* **网页摘录**
USACO Hamming Codes DFS 构造

我还是用了很朴素的暴力匹配A了这题，不得不感叹USACO时间放的好宽...

/*
ID: wushuai2
PROG: hamming
LANG: C++
*/
//#pragma comment(linker, "/STACK:16777216") //for c++ Compiler
#include <stdio.h>
#include <iostream>
#include <fstream>
#include <cstring>
#include <cmath>
#include <stack>
#include <string>
#include <map>
#include <set>
#include <list>
#include <queue>
#include <vector>
#include <algorithm>
#define Max(a,b) (((a) > (b)) ? (a) : (b))
#define Min(a,b) (((a) < (b)) ? (a) : (b))
#define Abs(x) (((x) > 0) ? (x) : (-(x)))
#define MOD 1000000007
#define pi acos(-1.0)

* **资料摘录**
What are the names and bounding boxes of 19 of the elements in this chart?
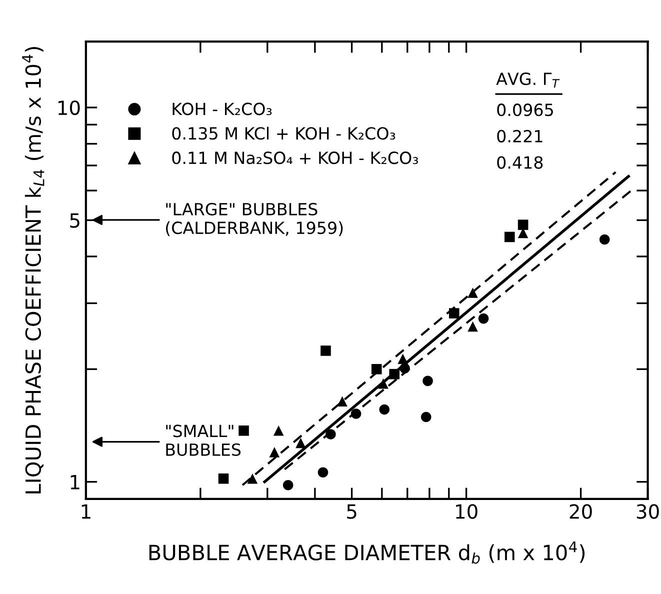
y-tick-label: 10 [58,100,80,116]
annotation: AVG. Γ$_{T}$ [496,72,560,88]
legend-label: 0.11 M Na₂SO₄ + KOH - K₂CO₃ [172,152,418,164]
annotation: "LARGE" BUBBLES (CALDERBANK, 1959) [166,202,343,236]
y-axis-title: LIQUID PHASE COEFFICIENT k$_{L4}$ (m/s x 10$^{4}$) [22,47,44,494]
x-tick-label: 30 [636,504,659,519]
x-tick-label: 1 [82,504,90,519]
legend-label: KOH - K₂CO₃ [172,102,272,116]
x-tick-label: 5 [347,504,356,519]
annotation: 0.0965 [497,104,553,116]
annotation: 0.418 [497,156,543,169]
y-tick-label: 1 [70,475,80,490]
x-tick-label: 20 [570,504,592,519]
annotation: 0.221 [497,130,542,142]
x-axis-title: BUBBLE AVERAGE DIAMETER d$_{b}$ (m x 10$^{4}$) [149,542,585,564]
annotation: "SMALL" BUBBLES [166,424,241,456]
y-tick-label: 5 [70,213,80,228]
x-tick-label: 10 [456,504,478,519]
legend-label: 0.135 M KCl + KOH - K₂CO₃ [172,126,396,140]
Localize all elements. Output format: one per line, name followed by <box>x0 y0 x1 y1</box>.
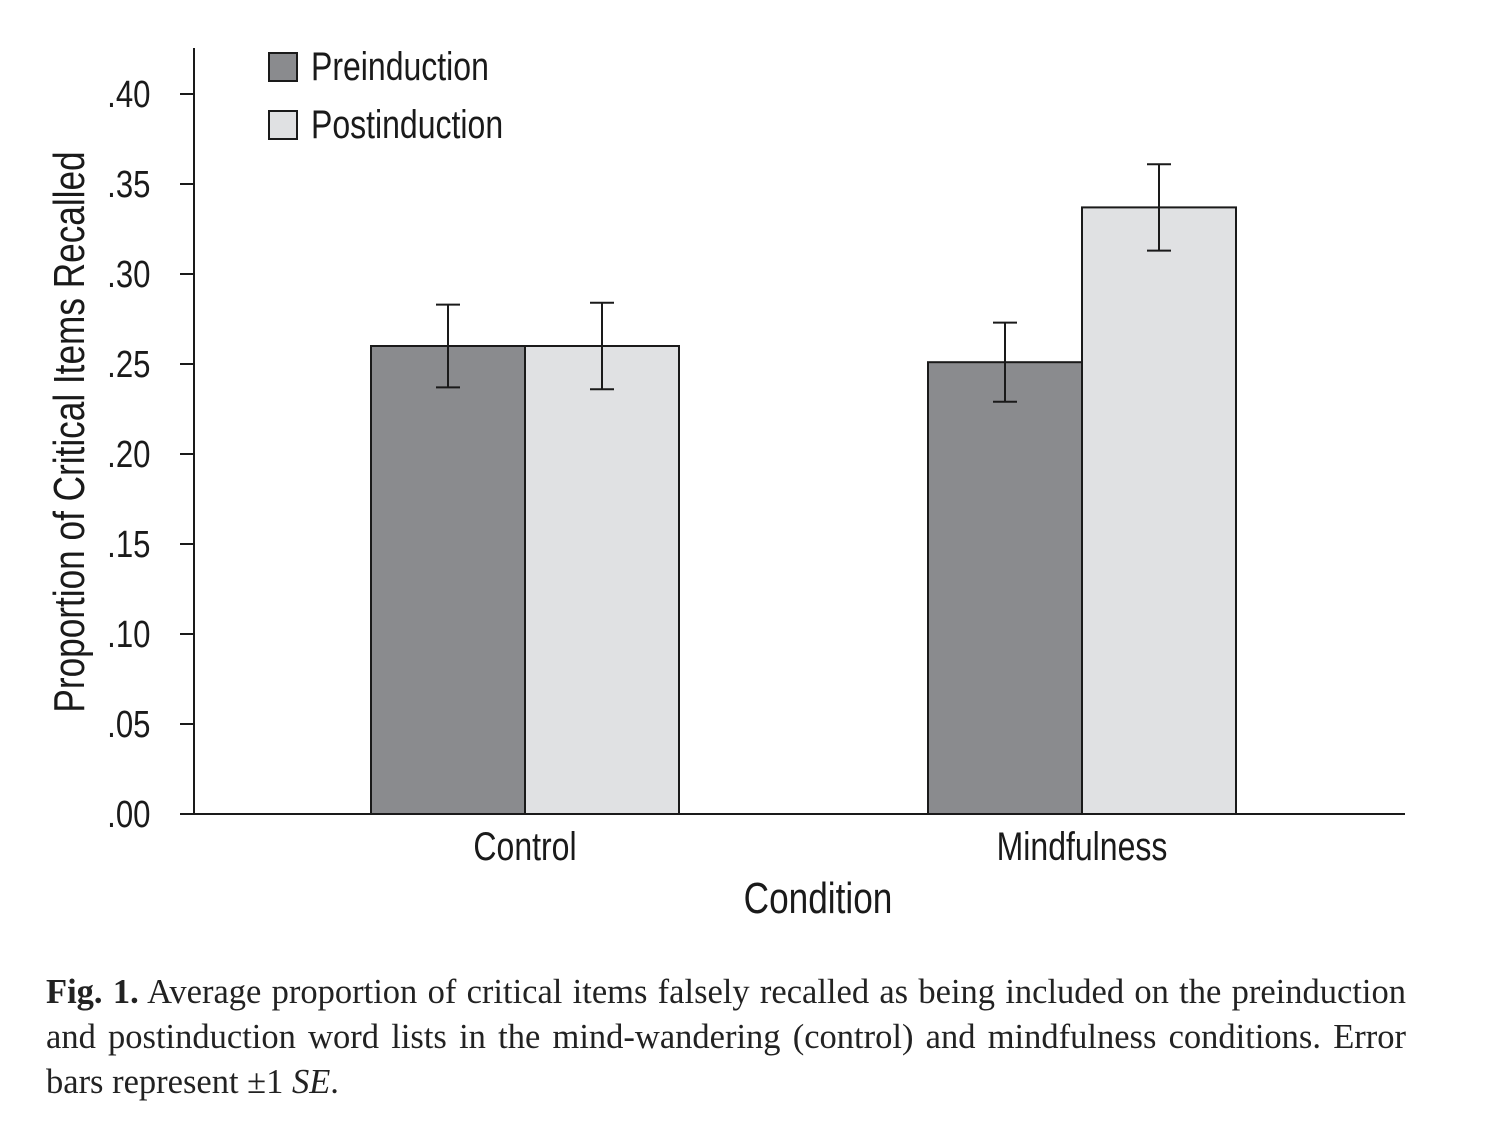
y-tick-label: .35 <box>107 164 150 206</box>
x-axis-title: Condition <box>744 874 893 923</box>
legend-swatch <box>268 52 298 82</box>
y-tick-label: .00 <box>107 794 150 836</box>
bar-control-postinduction <box>524 345 680 815</box>
y-tick-label: .40 <box>107 74 150 116</box>
legend: Preinduction Postinduction <box>268 44 503 147</box>
bars <box>370 206 1237 815</box>
y-axis-title: Proportion of Critical Items Recalled <box>45 151 94 712</box>
bar-mindfulness-postinduction <box>1081 206 1237 815</box>
bar-mindfulness-preinduction <box>927 361 1083 815</box>
figure-label: Fig. 1. <box>46 973 139 1011</box>
x-category-label: Mindfulness <box>997 824 1168 869</box>
caption-end: . <box>330 1063 339 1101</box>
y-tick-label: .05 <box>107 704 150 746</box>
caption-text: Average proportion of critical items fal… <box>46 973 1406 1101</box>
legend-label: Preinduction <box>311 44 489 89</box>
x-category-label: Control <box>473 824 576 869</box>
legend-label: Postinduction <box>311 102 503 147</box>
bar-chart: .00 .05 .10 .15 .20 .25 .30 .35 .40 Control Mindf… <box>45 44 1405 923</box>
y-tick-label: .25 <box>107 344 150 386</box>
x-axis: Control Mindfulness <box>180 813 1405 869</box>
y-tick-label: .15 <box>107 524 150 566</box>
caption-se: SE <box>291 1063 331 1101</box>
figure-caption: Fig. 1. Average proportion of critical i… <box>46 970 1406 1105</box>
error-bars <box>436 163 1171 403</box>
y-tick-label: .10 <box>107 614 150 656</box>
legend-swatch <box>268 110 298 140</box>
y-axis: .00 .05 .10 .15 .20 .25 .30 .35 .40 <box>107 48 195 836</box>
y-tick-label: .30 <box>107 254 150 296</box>
y-tick-label: .20 <box>107 434 150 476</box>
bar-control-preinduction <box>370 345 526 815</box>
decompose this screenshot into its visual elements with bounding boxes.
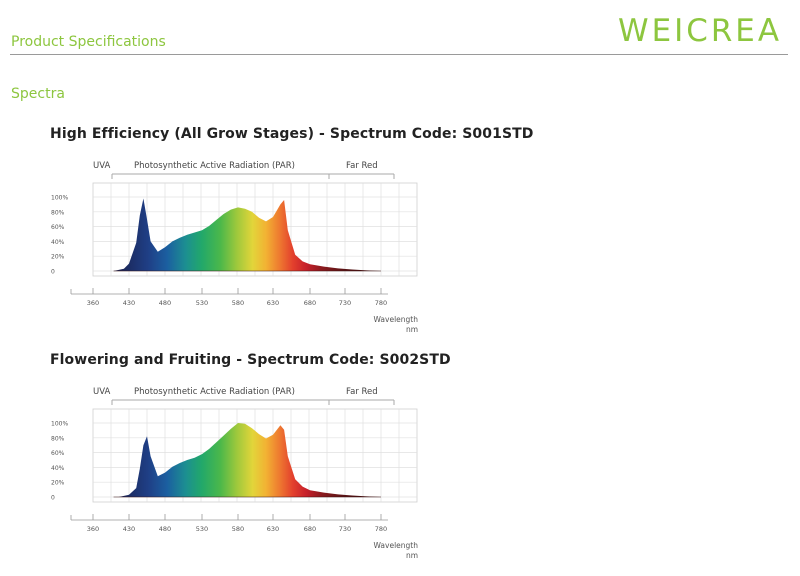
x-axis-unit: nm <box>406 325 418 334</box>
x-axis-label: Wavelength <box>374 541 419 550</box>
band-label: Far Red <box>346 387 378 397</box>
x-tick-label: 680 <box>304 525 316 533</box>
brand-logo: WEICREA <box>618 13 782 45</box>
spectrum-area <box>113 198 381 271</box>
spectrum-chart-1: UVA Photosynthetic Active Radiation (PAR)… <box>51 161 419 334</box>
header-divider <box>10 54 788 55</box>
y-tick-label: 40% <box>51 465 65 472</box>
y-tick-label: 0 <box>51 495 55 502</box>
band-label: UVA <box>93 387 110 397</box>
x-tick-label: 580 <box>232 525 244 533</box>
x-tick-label: 430 <box>123 525 135 533</box>
x-tick-label: 780 <box>375 525 387 533</box>
x-tick-label: 780 <box>375 299 387 307</box>
y-tick-label: 80% <box>51 209 65 216</box>
x-tick-label: 630 <box>267 299 279 307</box>
band-label: Photosynthetic Active Radiation (PAR) <box>134 387 295 397</box>
y-tick-label: 40% <box>51 239 65 246</box>
chart-title-1: High Efficiency (All Grow Stages) - Spec… <box>50 126 534 142</box>
y-tick-label: 100% <box>51 195 68 202</box>
x-tick-label: 530 <box>196 299 208 307</box>
x-tick-label: 530 <box>196 525 208 533</box>
y-tick-label: 80% <box>51 435 65 442</box>
x-tick-label: 480 <box>159 299 171 307</box>
y-tick-label: 60% <box>51 224 65 231</box>
x-tick-label: 630 <box>267 525 279 533</box>
band-label: Photosynthetic Active Radiation (PAR) <box>134 161 295 171</box>
section-title: Product Specifications <box>11 34 166 50</box>
band-label: Far Red <box>346 161 378 171</box>
x-tick-label: 430 <box>123 299 135 307</box>
chart-title-2: Flowering and Fruiting - Spectrum Code: … <box>50 352 451 368</box>
x-tick-label: 480 <box>159 525 171 533</box>
x-tick-label: 360 <box>87 525 99 533</box>
y-tick-label: 20% <box>51 480 65 487</box>
x-tick-label: 730 <box>339 525 351 533</box>
x-tick-label: 360 <box>87 299 99 307</box>
y-tick-label: 100% <box>51 421 68 428</box>
x-axis-unit: nm <box>406 551 418 560</box>
y-tick-label: 60% <box>51 450 65 457</box>
spectrum-chart-2: UVA Photosynthetic Active Radiation (PAR)… <box>51 387 419 560</box>
band-label: UVA <box>93 161 110 171</box>
y-tick-label: 0 <box>51 269 55 276</box>
x-tick-label: 730 <box>339 299 351 307</box>
spectra-subtitle: Spectra <box>11 86 65 102</box>
x-tick-label: 580 <box>232 299 244 307</box>
spectrum-area <box>118 423 381 497</box>
x-axis-label: Wavelength <box>374 315 419 324</box>
y-tick-label: 20% <box>51 254 65 261</box>
brand-logo-text: WEICREA <box>618 13 782 45</box>
x-tick-label: 680 <box>304 299 316 307</box>
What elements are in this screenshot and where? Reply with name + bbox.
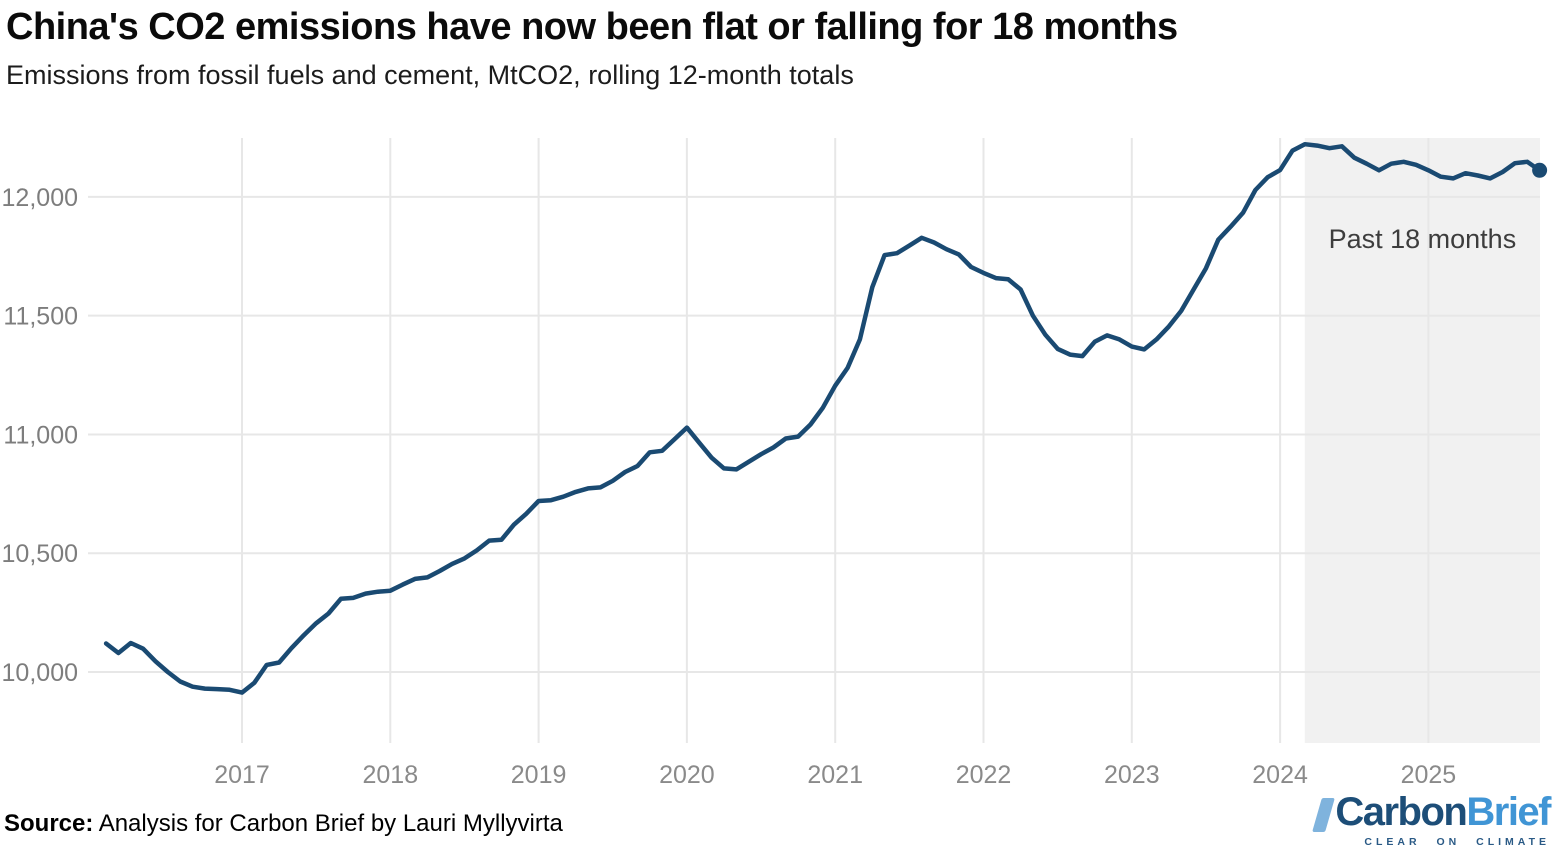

* **任务要求**
从最后一行之后接着续写这篇 USACO Hamming Codes 题解。 完成本练习无需参考这些资料。

* **参考答案**
using namespace std;

typedef long long           ll      ;
typedef unsigned long long  ull     ;
typedef unsigned int        uint    ;
typedef unsigned char       uchar   ;

template<class T> inline void checkmin(T &a,T b){if(a>b) a=b;}
template<class T> inline void checkmax(T &a,T b){if(a<b) a=b;}

const double eps = 1e-7      ;
const int M = 660000         ;
const ll P = 10000000097ll   ;
const int INF = 0x3f3f3f3f   ;
const int MAX_N = 20         ;
const int MAXSIZE = 101000000;

int n, b, d;
int ans[80];

bool func(int b){
int i, j, cnt;
int t1[50], t2[50];
memset(t2, 0, sizeof(t2));
while(b){
t2[++t2[0]] = b % 2;
b = (b - b % 2) / 2;
}
for(int k = 1; k <= ans[0]; ++k){
cnt = 0;
int a = ans[k];
memset(t1, 0, sizeof(t1));
while(a){
t1[++t1[0]] = a % 2;
a = (a - a % 2) / 2;
}
for(i = 1; i <= Max(t1[0], t2[0]); ++i){
if(t1[i] != t2[i])  ++cnt;
}
if(cnt < d)    return false;
}
return true;
}

int main() {
ofstream fout ("hamming.out");
ifstream fin ("hamming.in");
int i, j, k, t, n, s, c, w, q;
fin >> n >> b >> d;
++ans[0];
ans[1] = 0;
int num = 1;
while(ans[0] <= n){
if(func(num)){
++ans[0];
ans[ans[0]] = num;
}
++num;
}
for(i = 1; i < ans[0]; ++i){
fout << ans[i];
if(i == ans[0] - 1){
break;
}
if(i % 10 == 0) fout << endl;
else    fout << ' ';
}
fout << endl;

fin.close();
fout.close();
return 0;
}

View Code
不过看了官方题解觉得很不错，来分享一下

for (a = 0; a < maxval; a++)
for (b = 0; b < maxval; b++) {
dist[a][b] = 0;
for (c = 0; c < B; c++)
if (((1 << c) & a) != ((1 << c) & b))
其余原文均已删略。